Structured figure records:
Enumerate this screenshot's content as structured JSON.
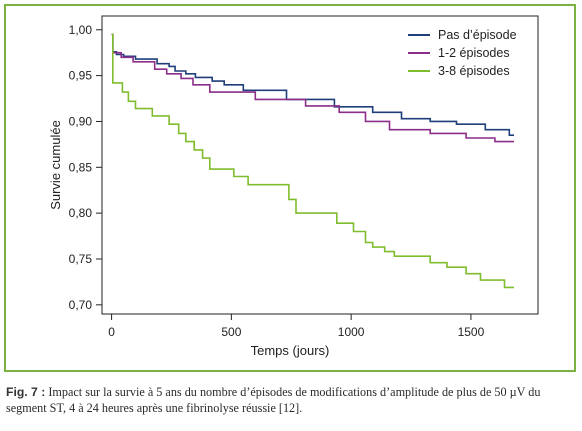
{
  "chart_data": {
    "type": "line",
    "step": true,
    "xlabel": "Temps (jours)",
    "ylabel": "Survie cumulée",
    "xlim": [
      -40,
      1780
    ],
    "ylim": [
      0.69,
      1.015
    ],
    "xticks": [
      0,
      500,
      1000,
      1500
    ],
    "xtick_labels": [
      "0",
      "500",
      "1000",
      "1500"
    ],
    "yticks": [
      0.7,
      0.75,
      0.8,
      0.85,
      0.9,
      0.95,
      1.0
    ],
    "ytick_labels": [
      "0,70",
      "0,75",
      "0,80",
      "0,85",
      "0,90",
      "0,95",
      "1,00"
    ],
    "grid": false,
    "legend_position": "top-right",
    "series": [
      {
        "name": "Pas d’épisode",
        "color": "#1f3f7a",
        "x": [
          0,
          5,
          20,
          50,
          100,
          190,
          240,
          265,
          310,
          350,
          420,
          470,
          550,
          730,
          930,
          1090,
          1210,
          1330,
          1440,
          1560,
          1660,
          1680
        ],
        "y": [
          0.995,
          0.976,
          0.973,
          0.971,
          0.968,
          0.963,
          0.96,
          0.955,
          0.952,
          0.948,
          0.944,
          0.94,
          0.934,
          0.924,
          0.916,
          0.91,
          0.903,
          0.9,
          0.897,
          0.891,
          0.885,
          0.885
        ]
      },
      {
        "name": "1-2 épisodes",
        "color": "#8a2e8a",
        "x": [
          0,
          5,
          40,
          90,
          180,
          230,
          290,
          340,
          410,
          600,
          810,
          950,
          1060,
          1160,
          1330,
          1480,
          1600,
          1680
        ],
        "y": [
          0.995,
          0.975,
          0.97,
          0.965,
          0.957,
          0.952,
          0.947,
          0.94,
          0.932,
          0.924,
          0.917,
          0.91,
          0.9,
          0.891,
          0.887,
          0.882,
          0.878,
          0.878
        ]
      },
      {
        "name": "3-8 épisodes",
        "color": "#80bd2e",
        "x": [
          0,
          5,
          45,
          70,
          100,
          170,
          240,
          280,
          310,
          345,
          380,
          410,
          510,
          570,
          740,
          770,
          940,
          1010,
          1060,
          1090,
          1140,
          1180,
          1330,
          1400,
          1480,
          1540,
          1640,
          1680
        ],
        "y": [
          0.995,
          0.942,
          0.932,
          0.922,
          0.914,
          0.906,
          0.897,
          0.887,
          0.878,
          0.869,
          0.86,
          0.848,
          0.84,
          0.831,
          0.815,
          0.8,
          0.789,
          0.78,
          0.768,
          0.763,
          0.758,
          0.753,
          0.746,
          0.741,
          0.734,
          0.727,
          0.719,
          0.719
        ]
      }
    ]
  },
  "caption": {
    "label": "Fig. 7 :",
    "text": " Impact sur la survie à 5 ans du nombre d’épisodes de modifications d’amplitude de plus de 50 µV du segment ST, 4 à 24 heures après une fibrinolyse réussie [12]."
  }
}
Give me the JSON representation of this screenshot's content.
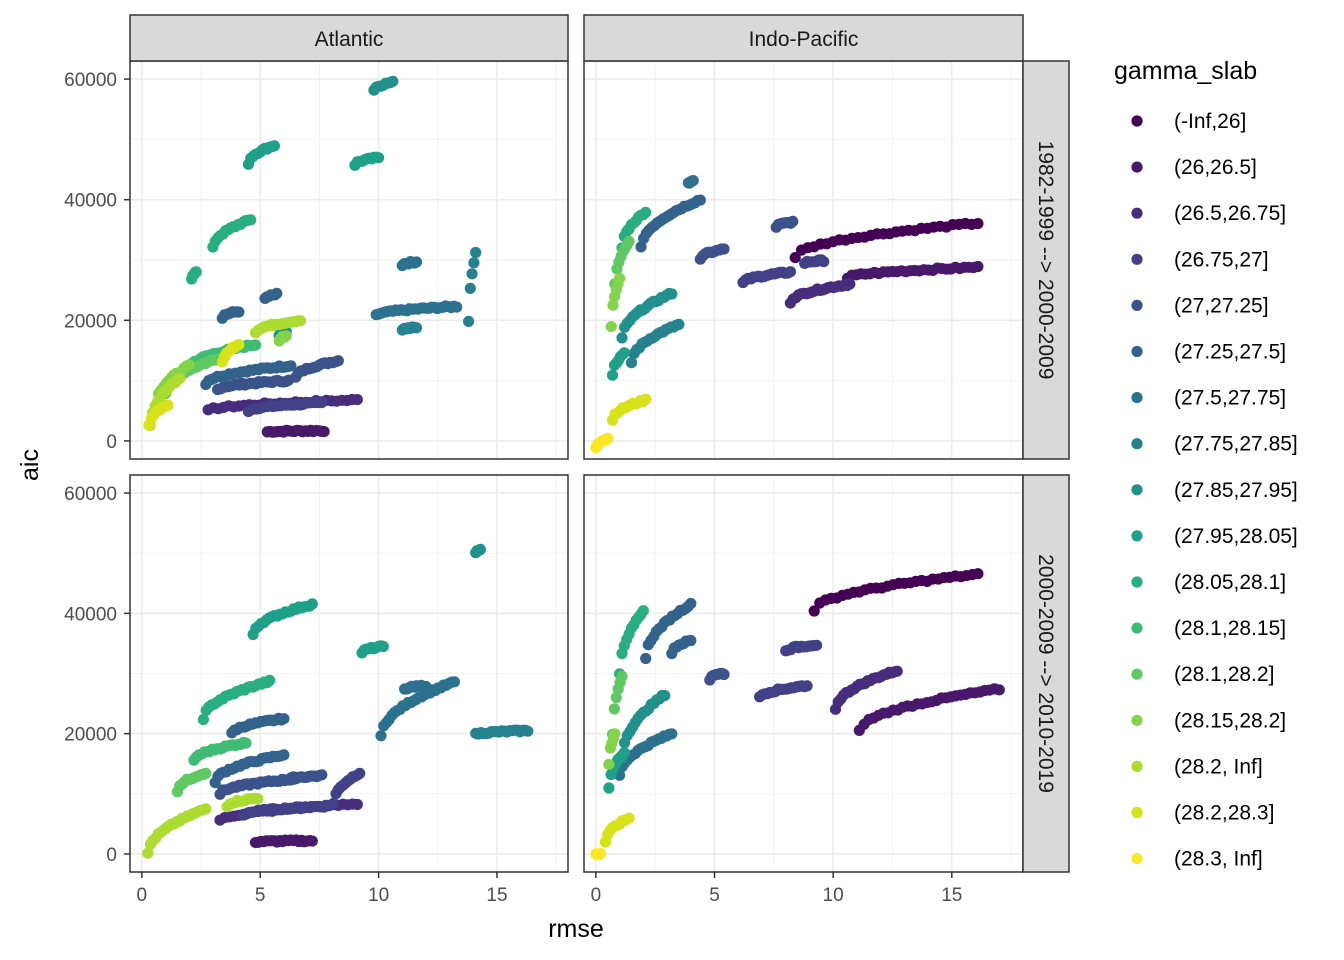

Aim of the task: Copy out each line of the records that holds the string "color".

Finished exercise:
        "color": "#1f3f7a",
        "color": "#8a2e8a",
        "color": "#80bd2e",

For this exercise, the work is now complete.